Material supplied:
[START]

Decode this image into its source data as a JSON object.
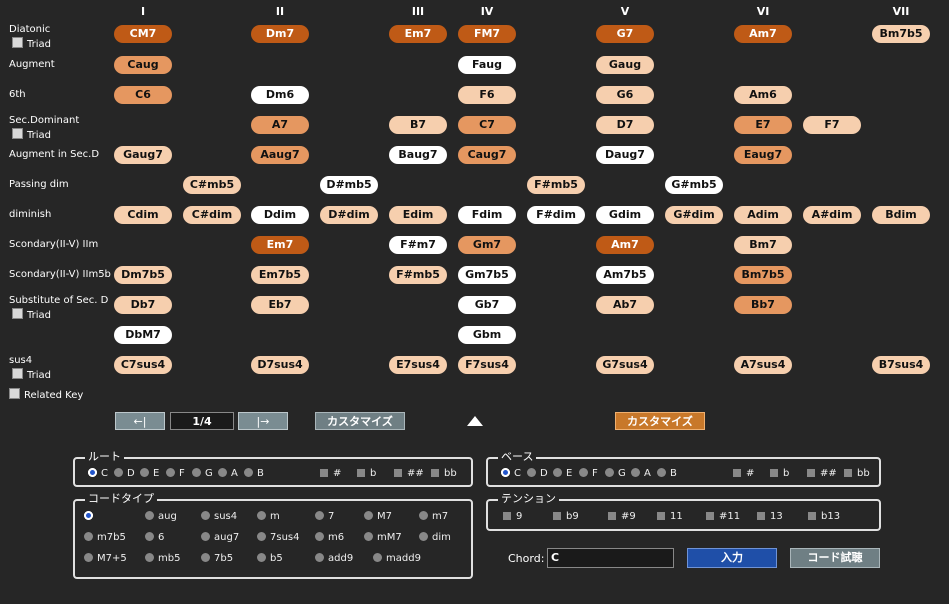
{
  "columns": [
    "I",
    "II",
    "III",
    "IV",
    "V",
    "VI",
    "VII"
  ],
  "rows": [
    {
      "label": "Diatonic",
      "triad": "Triad"
    },
    {
      "label": "Augment"
    },
    {
      "label": "6th"
    },
    {
      "label": "Sec.Dominant",
      "triad": "Triad"
    },
    {
      "label": "Augment in Sec.D"
    },
    {
      "label": "Passing dim"
    },
    {
      "label": "diminish"
    },
    {
      "label": "Scondary(II-V) IIm"
    },
    {
      "label": "Scondary(II-V) IIm5b"
    },
    {
      "label": "Substitute of Sec. D",
      "triad": "Triad"
    },
    {
      "label": ""
    },
    {
      "label": "sus4",
      "triad": "Triad"
    }
  ],
  "related_key": "Related Key",
  "chords": [
    {
      "name": "CM7",
      "row": 0,
      "col": 0,
      "color": "dk"
    },
    {
      "name": "Dm7",
      "row": 0,
      "col": 2,
      "color": "dk"
    },
    {
      "name": "Em7",
      "row": 0,
      "col": 4,
      "color": "dk"
    },
    {
      "name": "FM7",
      "row": 0,
      "col": 5,
      "color": "dk"
    },
    {
      "name": "G7",
      "row": 0,
      "col": 7,
      "color": "dk"
    },
    {
      "name": "Am7",
      "row": 0,
      "col": 9,
      "color": "dk"
    },
    {
      "name": "Bm7b5",
      "row": 0,
      "col": 11,
      "color": "lt"
    },
    {
      "name": "Caug",
      "row": 1,
      "col": 0,
      "color": "md"
    },
    {
      "name": "Faug",
      "row": 1,
      "col": 5,
      "color": "wh"
    },
    {
      "name": "Gaug",
      "row": 1,
      "col": 7,
      "color": "lt"
    },
    {
      "name": "C6",
      "row": 2,
      "col": 0,
      "color": "md"
    },
    {
      "name": "Dm6",
      "row": 2,
      "col": 2,
      "color": "wh"
    },
    {
      "name": "F6",
      "row": 2,
      "col": 5,
      "color": "lt"
    },
    {
      "name": "G6",
      "row": 2,
      "col": 7,
      "color": "lt"
    },
    {
      "name": "Am6",
      "row": 2,
      "col": 9,
      "color": "lt"
    },
    {
      "name": "A7",
      "row": 3,
      "col": 2,
      "color": "md"
    },
    {
      "name": "B7",
      "row": 3,
      "col": 4,
      "color": "lt"
    },
    {
      "name": "C7",
      "row": 3,
      "col": 5,
      "color": "md"
    },
    {
      "name": "D7",
      "row": 3,
      "col": 7,
      "color": "lt"
    },
    {
      "name": "E7",
      "row": 3,
      "col": 9,
      "color": "md"
    },
    {
      "name": "F7",
      "row": 3,
      "col": 10,
      "color": "lt"
    },
    {
      "name": "Gaug7",
      "row": 4,
      "col": 0,
      "color": "lt"
    },
    {
      "name": "Aaug7",
      "row": 4,
      "col": 2,
      "color": "md"
    },
    {
      "name": "Baug7",
      "row": 4,
      "col": 4,
      "color": "wh"
    },
    {
      "name": "Caug7",
      "row": 4,
      "col": 5,
      "color": "md"
    },
    {
      "name": "Daug7",
      "row": 4,
      "col": 7,
      "color": "wh"
    },
    {
      "name": "Eaug7",
      "row": 4,
      "col": 9,
      "color": "md"
    },
    {
      "name": "C#mb5",
      "row": 5,
      "col": 1,
      "color": "lt"
    },
    {
      "name": "D#mb5",
      "row": 5,
      "col": 3,
      "color": "wh"
    },
    {
      "name": "F#mb5",
      "row": 5,
      "col": 6,
      "color": "lt"
    },
    {
      "name": "G#mb5",
      "row": 5,
      "col": 8,
      "color": "wh"
    },
    {
      "name": "Cdim",
      "row": 6,
      "col": 0,
      "color": "lt"
    },
    {
      "name": "C#dim",
      "row": 6,
      "col": 1,
      "color": "lt"
    },
    {
      "name": "Ddim",
      "row": 6,
      "col": 2,
      "color": "wh"
    },
    {
      "name": "D#dim",
      "row": 6,
      "col": 3,
      "color": "lt"
    },
    {
      "name": "Edim",
      "row": 6,
      "col": 4,
      "color": "lt"
    },
    {
      "name": "Fdim",
      "row": 6,
      "col": 5,
      "color": "wh"
    },
    {
      "name": "F#dim",
      "row": 6,
      "col": 6,
      "color": "wh"
    },
    {
      "name": "Gdim",
      "row": 6,
      "col": 7,
      "color": "wh"
    },
    {
      "name": "G#dim",
      "row": 6,
      "col": 8,
      "color": "lt"
    },
    {
      "name": "Adim",
      "row": 6,
      "col": 9,
      "color": "lt"
    },
    {
      "name": "A#dim",
      "row": 6,
      "col": 10,
      "color": "lt"
    },
    {
      "name": "Bdim",
      "row": 6,
      "col": 11,
      "color": "lt"
    },
    {
      "name": "Em7",
      "row": 7,
      "col": 2,
      "color": "dk"
    },
    {
      "name": "F#m7",
      "row": 7,
      "col": 4,
      "color": "wh"
    },
    {
      "name": "Gm7",
      "row": 7,
      "col": 5,
      "color": "md"
    },
    {
      "name": "Am7",
      "row": 7,
      "col": 7,
      "color": "dk"
    },
    {
      "name": "Bm7",
      "row": 7,
      "col": 9,
      "color": "lt"
    },
    {
      "name": "Dm7b5",
      "row": 8,
      "col": 0,
      "color": "lt"
    },
    {
      "name": "Em7b5",
      "row": 8,
      "col": 2,
      "color": "lt"
    },
    {
      "name": "F#mb5",
      "row": 8,
      "col": 4,
      "color": "lt"
    },
    {
      "name": "Gm7b5",
      "row": 8,
      "col": 5,
      "color": "wh"
    },
    {
      "name": "Am7b5",
      "row": 8,
      "col": 7,
      "color": "wh"
    },
    {
      "name": "Bm7b5",
      "row": 8,
      "col": 9,
      "color": "md"
    },
    {
      "name": "Db7",
      "row": 9,
      "col": 0,
      "color": "lt"
    },
    {
      "name": "Eb7",
      "row": 9,
      "col": 2,
      "color": "lt"
    },
    {
      "name": "Gb7",
      "row": 9,
      "col": 5,
      "color": "wh"
    },
    {
      "name": "Ab7",
      "row": 9,
      "col": 7,
      "color": "lt"
    },
    {
      "name": "Bb7",
      "row": 9,
      "col": 9,
      "color": "md"
    },
    {
      "name": "DbM7",
      "row": 10,
      "col": 0,
      "color": "wh"
    },
    {
      "name": "Gbm",
      "row": 10,
      "col": 5,
      "color": "wh"
    },
    {
      "name": "C7sus4",
      "row": 11,
      "col": 0,
      "color": "lt"
    },
    {
      "name": "D7sus4",
      "row": 11,
      "col": 2,
      "color": "lt"
    },
    {
      "name": "E7sus4",
      "row": 11,
      "col": 4,
      "color": "lt"
    },
    {
      "name": "F7sus4",
      "row": 11,
      "col": 5,
      "color": "lt"
    },
    {
      "name": "G7sus4",
      "row": 11,
      "col": 7,
      "color": "lt"
    },
    {
      "name": "A7sus4",
      "row": 11,
      "col": 9,
      "color": "lt"
    },
    {
      "name": "B7sus4",
      "row": 11,
      "col": 11,
      "color": "lt"
    }
  ],
  "toolbar": {
    "prev": "←|",
    "page": "1/4",
    "next": "|→",
    "customize_left": "カスタマイズ",
    "customize_right": "カスタマイズ"
  },
  "root_group": {
    "title": "ルート",
    "notes": [
      "C",
      "D",
      "E",
      "F",
      "G",
      "A",
      "B"
    ],
    "selected": "C",
    "accidentals": [
      "#",
      "b",
      "##",
      "bb"
    ]
  },
  "bass_group": {
    "title": "ベース",
    "notes": [
      "C",
      "D",
      "E",
      "F",
      "G",
      "A",
      "B"
    ],
    "selected": "C",
    "accidentals": [
      "#",
      "b",
      "##",
      "bb"
    ]
  },
  "chordtype_group": {
    "title": "コードタイプ",
    "rows": [
      [
        "",
        "aug",
        "sus4",
        "m",
        "7",
        "M7",
        "m7"
      ],
      [
        "m7b5",
        "6",
        "aug7",
        "7sus4",
        "m6",
        "mM7",
        "dim"
      ],
      [
        "M7+5",
        "mb5",
        "7b5",
        "b5",
        "add9",
        "madd9"
      ]
    ]
  },
  "tension_group": {
    "title": "テンション",
    "options": [
      "9",
      "b9",
      "#9",
      "11",
      "#11",
      "13",
      "b13"
    ]
  },
  "chord_field": {
    "label": "Chord:",
    "value": "C"
  },
  "input_button": "入力",
  "preview_button": "コード試聴",
  "colors": {
    "dark": "#bf5a16",
    "medium": "#e59760",
    "light": "#f6cfae",
    "white": "#ffffff",
    "background": "#262626"
  }
}
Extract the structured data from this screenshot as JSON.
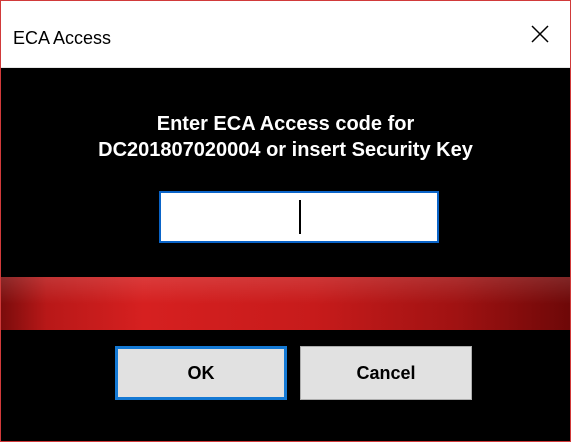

[END]

Aim of the task:
Pull out every line containing "title".

Result of the task:
    "title": "ルート",
    "title": "ベース",
    "title": "コードタイプ",
    "title": "テンション",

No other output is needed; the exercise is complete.